PROBLEM TO SOLVE: All of the data below should be written out exactly.

DATA EXTRACT:
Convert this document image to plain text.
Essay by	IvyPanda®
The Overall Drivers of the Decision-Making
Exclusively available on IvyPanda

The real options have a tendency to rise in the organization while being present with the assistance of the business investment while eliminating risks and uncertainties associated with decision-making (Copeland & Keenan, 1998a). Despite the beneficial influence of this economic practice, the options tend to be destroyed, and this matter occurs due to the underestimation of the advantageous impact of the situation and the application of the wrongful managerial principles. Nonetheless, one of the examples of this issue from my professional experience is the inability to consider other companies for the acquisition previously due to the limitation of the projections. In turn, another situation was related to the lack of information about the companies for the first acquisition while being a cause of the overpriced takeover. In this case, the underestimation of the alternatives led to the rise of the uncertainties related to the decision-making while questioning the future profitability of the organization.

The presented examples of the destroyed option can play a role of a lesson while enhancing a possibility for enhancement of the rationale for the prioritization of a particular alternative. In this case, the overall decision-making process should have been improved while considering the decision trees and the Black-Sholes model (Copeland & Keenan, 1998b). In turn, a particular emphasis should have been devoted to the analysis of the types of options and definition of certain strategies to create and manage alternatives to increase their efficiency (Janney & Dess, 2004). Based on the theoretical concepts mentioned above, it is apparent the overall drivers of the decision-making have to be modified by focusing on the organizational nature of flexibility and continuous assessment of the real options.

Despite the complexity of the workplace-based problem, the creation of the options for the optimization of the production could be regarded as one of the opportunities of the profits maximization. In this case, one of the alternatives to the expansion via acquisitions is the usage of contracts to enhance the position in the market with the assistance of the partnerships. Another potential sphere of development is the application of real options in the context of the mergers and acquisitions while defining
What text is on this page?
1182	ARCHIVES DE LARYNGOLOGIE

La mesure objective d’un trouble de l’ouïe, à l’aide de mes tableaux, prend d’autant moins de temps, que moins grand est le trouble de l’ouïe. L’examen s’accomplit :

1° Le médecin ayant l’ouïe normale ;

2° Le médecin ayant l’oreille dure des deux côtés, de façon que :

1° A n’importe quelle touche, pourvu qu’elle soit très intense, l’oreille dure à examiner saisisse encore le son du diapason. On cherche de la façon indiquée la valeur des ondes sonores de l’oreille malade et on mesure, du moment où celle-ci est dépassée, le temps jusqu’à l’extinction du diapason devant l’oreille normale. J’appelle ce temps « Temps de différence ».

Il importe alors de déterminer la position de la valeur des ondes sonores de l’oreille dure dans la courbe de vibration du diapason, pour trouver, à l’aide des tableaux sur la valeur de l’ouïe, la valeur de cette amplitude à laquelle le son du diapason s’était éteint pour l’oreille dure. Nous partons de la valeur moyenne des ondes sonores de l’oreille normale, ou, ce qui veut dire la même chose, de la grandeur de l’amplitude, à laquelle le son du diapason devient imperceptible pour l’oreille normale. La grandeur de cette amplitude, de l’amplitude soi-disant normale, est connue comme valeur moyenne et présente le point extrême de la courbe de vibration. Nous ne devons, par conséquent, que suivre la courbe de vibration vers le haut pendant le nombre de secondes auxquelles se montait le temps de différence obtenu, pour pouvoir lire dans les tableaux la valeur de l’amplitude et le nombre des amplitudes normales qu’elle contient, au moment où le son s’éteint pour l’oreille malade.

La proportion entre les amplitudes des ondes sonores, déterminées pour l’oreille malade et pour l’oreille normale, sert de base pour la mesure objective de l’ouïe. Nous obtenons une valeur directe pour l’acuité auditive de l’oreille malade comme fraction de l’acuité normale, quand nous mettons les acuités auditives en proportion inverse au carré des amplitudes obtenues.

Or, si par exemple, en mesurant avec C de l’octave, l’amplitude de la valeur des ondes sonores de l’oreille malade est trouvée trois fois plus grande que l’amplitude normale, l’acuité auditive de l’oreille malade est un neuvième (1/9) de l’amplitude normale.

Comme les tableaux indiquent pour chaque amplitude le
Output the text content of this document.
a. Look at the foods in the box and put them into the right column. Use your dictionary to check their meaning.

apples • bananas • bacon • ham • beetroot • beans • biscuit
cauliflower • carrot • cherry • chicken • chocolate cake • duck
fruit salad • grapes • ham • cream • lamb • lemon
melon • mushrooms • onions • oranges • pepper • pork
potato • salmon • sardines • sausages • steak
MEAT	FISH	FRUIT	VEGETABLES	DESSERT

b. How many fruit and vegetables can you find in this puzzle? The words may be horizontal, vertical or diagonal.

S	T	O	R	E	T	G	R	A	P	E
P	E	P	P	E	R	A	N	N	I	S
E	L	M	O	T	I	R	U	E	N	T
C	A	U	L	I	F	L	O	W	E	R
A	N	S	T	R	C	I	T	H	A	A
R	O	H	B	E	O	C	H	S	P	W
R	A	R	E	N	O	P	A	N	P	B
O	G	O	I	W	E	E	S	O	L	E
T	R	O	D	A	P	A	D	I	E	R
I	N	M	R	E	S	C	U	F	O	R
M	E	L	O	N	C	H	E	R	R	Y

CORRECT RESPONSE:
Convert this document image to plain text.
Essay by	IvyPanda®
The Overall Drivers of the Decision-Making
Exclusively available on IvyPanda

The real options have a tendency to rise in the organization while being present with the assistance of the business investment while eliminating risks and uncertainties associated with decision-making (Copeland & Keenan, 1998a). Despite the beneficial influence of this economic practice, the options tend to be destroyed, and this matter occurs due to the underestimation of the advantageous impact of the situation and the application of the wrongful managerial principles. Nonetheless, one of the examples of this issue from my professional experience is the inability to consider other companies for the acquisition previously due to the limitation of the projections. In turn, another situation was related to the lack of information about the companies for the first acquisition while being a cause of the overpriced takeover. In this case, the underestimation of the alternatives led to the rise of the uncertainties related to the decision-making while questioning the future profitability of the organization.

The presented examples of the destroyed option can play a role of a lesson while enhancing a possibility for enhancement of the rationale for the prioritization of a particular alternative. In this case, the overall decision-making process should have been improved while considering the decision trees and the Black-Sholes model (Copeland & Keenan, 1998b). In turn, a particular emphasis should have been devoted to the analysis of the types of options and definition of certain strategies to create and manage alternatives to increase their efficiency (Janney & Dess, 2004). Based on the theoretical concepts mentioned above, it is apparent the overall drivers of the decision-making have to be modified by focusing on the organizational nature of flexibility and continuous assessment of the real options.

Despite the complexity of the workplace-based problem, the creation of the options for the optimization of the production could be regarded as one of the opportunities of the profits maximization. In this case, one of the alternatives to the expansion via acquisitions is the usage of contracts to enhance the position in the market with the assistance of the partnerships. Another potential sphere of development is the application of real options in the context of the mergers and acquisitions while defining
What text is on this page?
1182	ARCHIVES DE LARYNGOLOGIE

La mesure objective d’un trouble de l’ouïe, à l’aide de mes tableaux, prend d’autant moins de temps, que moins grand est le trouble de l’ouïe. L’examen s’accomplit :

1° Le médecin ayant l’ouïe normale ;

2° Le médecin ayant l’oreille dure des deux côtés, de façon que :

1° A n’importe quelle touche, pourvu qu’elle soit très intense, l’oreille dure à examiner saisisse encore le son du diapason. On cherche de la façon indiquée la valeur des ondes sonores de l’oreille malade et on mesure, du moment où celle-ci est dépassée, le temps jusqu’à l’extinction du diapason devant l’oreille normale. J’appelle ce temps « Temps de différence ».

Il importe alors de déterminer la position de la valeur des ondes sonores de l’oreille dure dans la courbe de vibration du diapason, pour trouver, à l’aide des tableaux sur la valeur de l’ouïe, la valeur de cette amplitude à laquelle le son du diapason s’était éteint pour l’oreille dure. Nous partons de la valeur moyenne des ondes sonores de l’oreille normale, ou, ce qui veut dire la même chose, de la grandeur de l’amplitude, à laquelle le son du diapason devient imperceptible pour l’oreille normale. La grandeur de cette amplitude, de l’amplitude soi-disant normale, est connue comme valeur moyenne et présente le point extrême de la courbe de vibration. Nous ne devons, par conséquent, que suivre la courbe de vibration vers le haut pendant le nombre de secondes auxquelles se montait le temps de différence obtenu, pour pouvoir lire dans les tableaux la valeur de l’amplitude et le nombre des amplitudes normales qu’elle contient, au moment où le son s’éteint pour l’oreille malade.

La proportion entre les amplitudes des ondes sonores, déterminées pour l’oreille malade et pour l’oreille normale, sert de base pour la mesure objective de l’ouïe. Nous obtenons une valeur directe pour l’acuité auditive de l’oreille malade comme fraction de l’acuité normale, quand nous mettons les acuités auditives en proportion inverse au carré des amplitudes obtenues.

Or, si par exemple, en mesurant avec C de l’octave, l’amplitude de la valeur des ondes sonores de l’oreille malade est trouvée trois fois plus grande que l’amplitude normale, l’acuité auditive de l’oreille malade est un neuvième (1/9) de l’amplitude normale.

Comme les tableaux indiquent pour chaque amplitude le
Output the text content of this document.
a. Look at the foods in the box and put them into the right column. Use your dictionary to check their meaning.

apples • bananas • bacon • ham • beetroot • beans • biscuit
cauliflower • carrot • cherry • chicken • chocolate cake • duck
fruit salad • grapes • ham • cream • lamb • lemon
melon • mushrooms • onions • oranges • pepper • pork
potato • salmon • sardines • sausages • steak
MEAT	FISH	FRUIT	VEGETABLES	DESSERT

b. How many fruit and vegetables can you find in this puzzle? The words may be horizontal, vertical or diagonal.

S	T	O	R	E	T	G	R	A	P	E
P	E	P	P	E	R	A	N	N	I	S
E	L	M	O	T	I	R	U	E	N	T
C	A	U	L	I	F	L	O	W	E	R
A	N	S	T	R	C	I	T	H	A	A
R	O	H	B	E	O	C	H	S	P	W
R	A	R	E	N	O	P	A	N	P	B
O	G	O	I	W	E	E	S	O	L	E
T	R	O	D	A	P	A	D	I	E	R
I	N	M	R	E	S	C	U	F	O	R
M	E	L	O	N	C	H	E	R	R	Y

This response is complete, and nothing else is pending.